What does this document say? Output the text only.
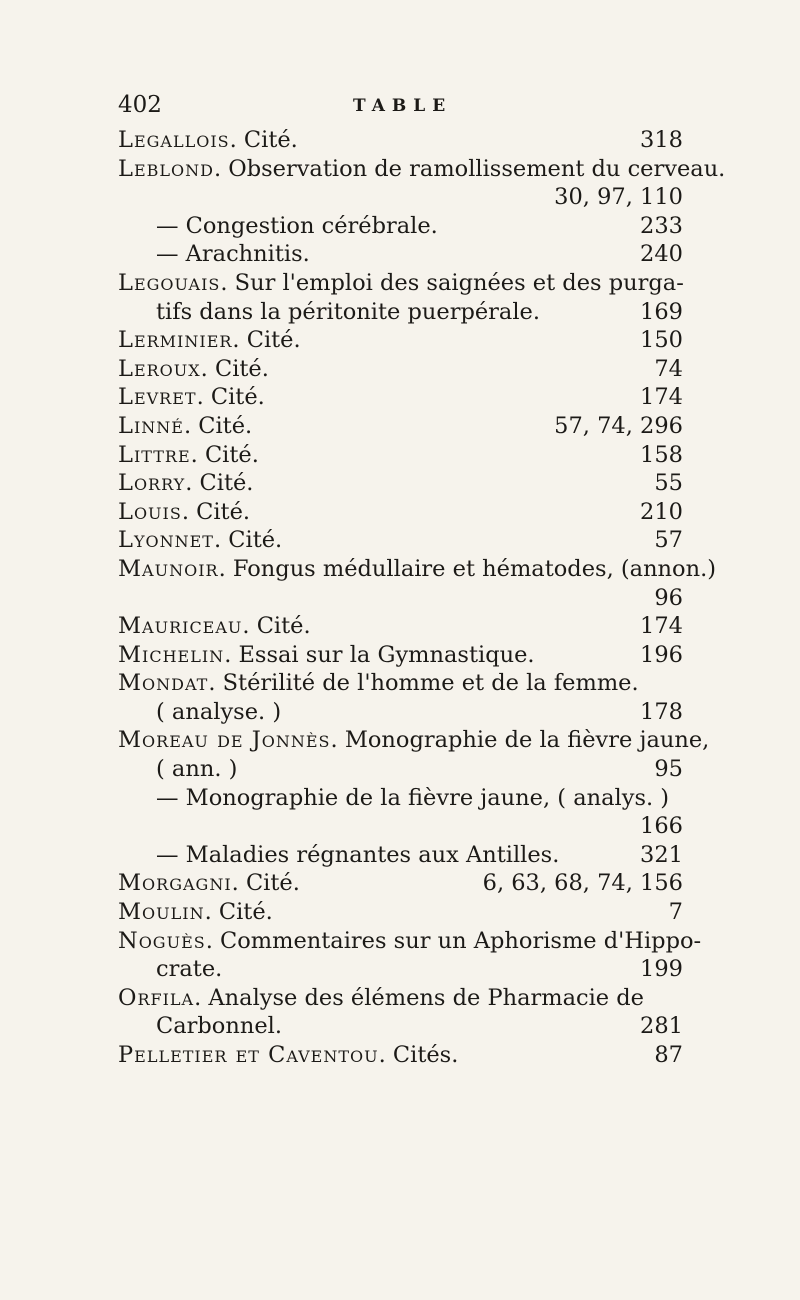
402	TABLE
Legallois. Cité.	318
Leblond. Observation de ramollissement du cerveau.
30, 97, 110
— Congestion cérébrale.	233
— Arachnitis.	240
Legouais. Sur l'emploi des saignées et des purga-
tifs dans la péritonite puerpérale.	169
Lerminier. Cité.	150
Leroux. Cité.	74
Levret. Cité.	174
Linné. Cité.	57, 74, 296
Littre. Cité.	158
Lorry. Cité.	55
Louis. Cité.	210
Lyonnet. Cité.	57
Maunoir. Fongus médullaire et hématodes, (annon.)
96
Mauriceau. Cité.	174
Michelin. Essai sur la Gymnastique.	196
Mondat. Stérilité de l'homme et de la femme.
( analyse. )	178
Moreau de Jonnès. Monographie de la fièvre jaune,
( ann. )	95
— Monographie de la fièvre jaune, ( analys. )
166
— Maladies régnantes aux Antilles.	321
Morgagni. Cité.	6, 63, 68, 74, 156
Moulin. Cité.	7
Noguès. Commentaires sur un Aphorisme d'Hippo-
crate.	199
Orfila. Analyse des élémens de Pharmacie de
Carbonnel.	281
Pelletier et Caventou. Cités.	87
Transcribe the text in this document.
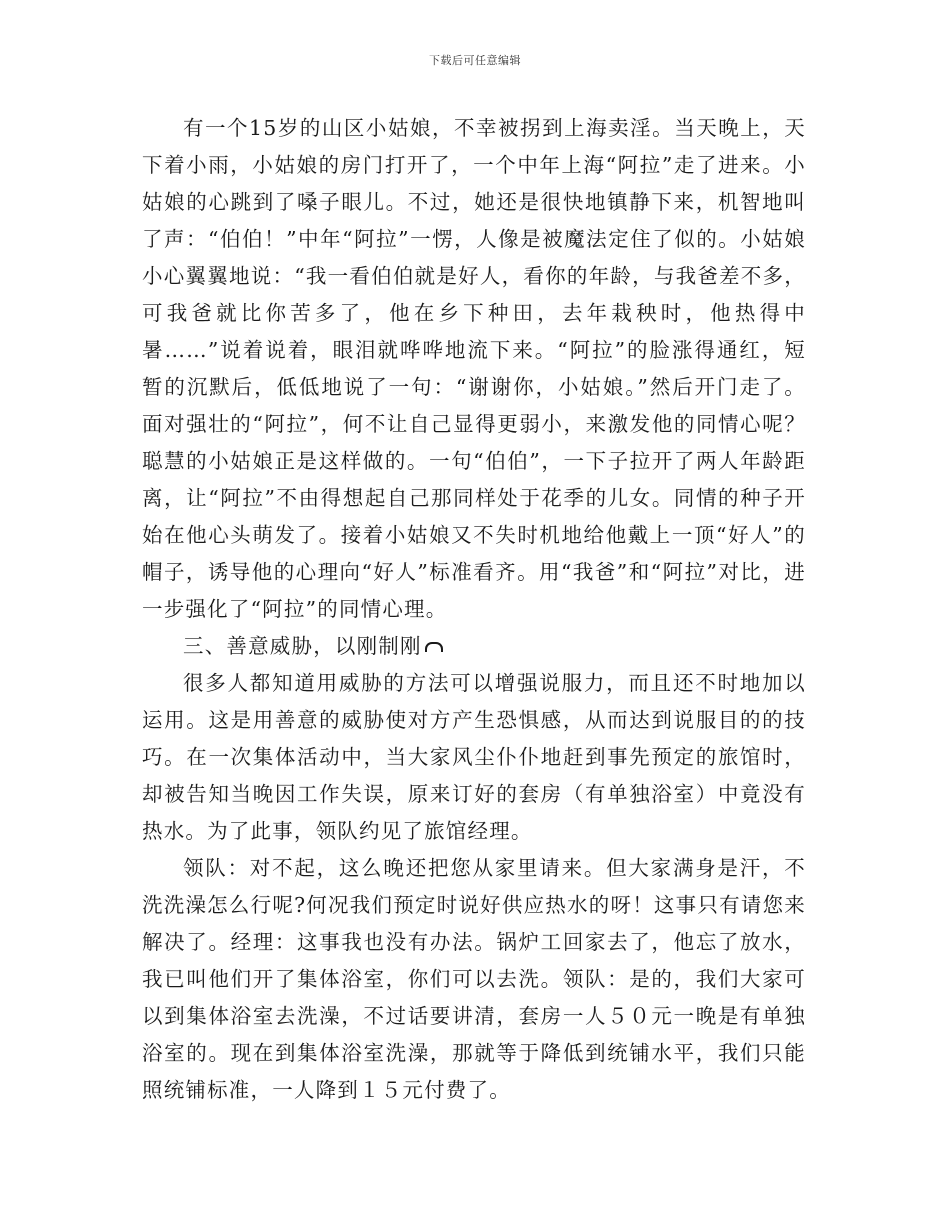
下载后可任意编辑

有一个15岁的山区小姑娘，不幸被拐到上海卖淫。当天晚上，天下着小雨，小姑娘的房门打开了，一个中年上海“阿拉”走了进来。小姑娘的心跳到了嗓子眼儿。不过，她还是很快地镇静下来，机智地叫了声：“伯伯！”中年“阿拉”一愣，人像是被魔法定住了似的。小姑娘小心翼翼地说：“我一看伯伯就是好人，看你的年龄，与我爸差不多，可我爸就比你苦多了，他在乡下种田，去年栽秧时，他热得中暑……”说着说着，眼泪就哗哗地流下来。“阿拉”的脸涨得通红，短暂的沉默后，低低地说了一句：“谢谢你，小姑娘。”然后开门走了。面对强壮的“阿拉”，何不让自己显得更弱小，来激发他的同情心呢？聪慧的小姑娘正是这样做的。一句“伯伯”，一下子拉开了两人年龄距离，让“阿拉”不由得想起自己那同样处于花季的儿女。同情的种子开始在他心头萌发了。接着小姑娘又不失时机地给他戴上一顶“好人”的帽子，诱导他的心理向“好人”标准看齐。用“我爸”和“阿拉”对比，进一步强化了“阿拉”的同情心理。

三、善意威胁，以刚制刚

很多人都知道用威胁的方法可以增强说服力，而且还不时地加以运用。这是用善意的威胁使对方产生恐惧感，从而达到说服目的的技巧。在一次集体活动中，当大家风尘仆仆地赶到事先预定的旅馆时，却被告知当晚因工作失误，原来订好的套房（有单独浴室）中竟没有热水。为了此事，领队约见了旅馆经理。

领队：对不起，这么晚还把您从家里请来。但大家满身是汗，不洗洗澡怎么行呢?何况我们预定时说好供应热水的呀！这事只有请您来解决了。经理：这事我也没有办法。锅炉工回家去了，他忘了放水，我已叫他们开了集体浴室，你们可以去洗。领队：是的，我们大家可以到集体浴室去洗澡，不过话要讲清，套房一人５０元一晚是有单独浴室的。现在到集体浴室洗澡，那就等于降低到统铺水平，我们只能照统铺标准，一人降到１５元付费了。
..........
→ **Exercise description**: Find the lines above that include the string "text" and copy them.

→ **Exercise result**:
What does this document say? Output the text only.
Transcribe the text in this document.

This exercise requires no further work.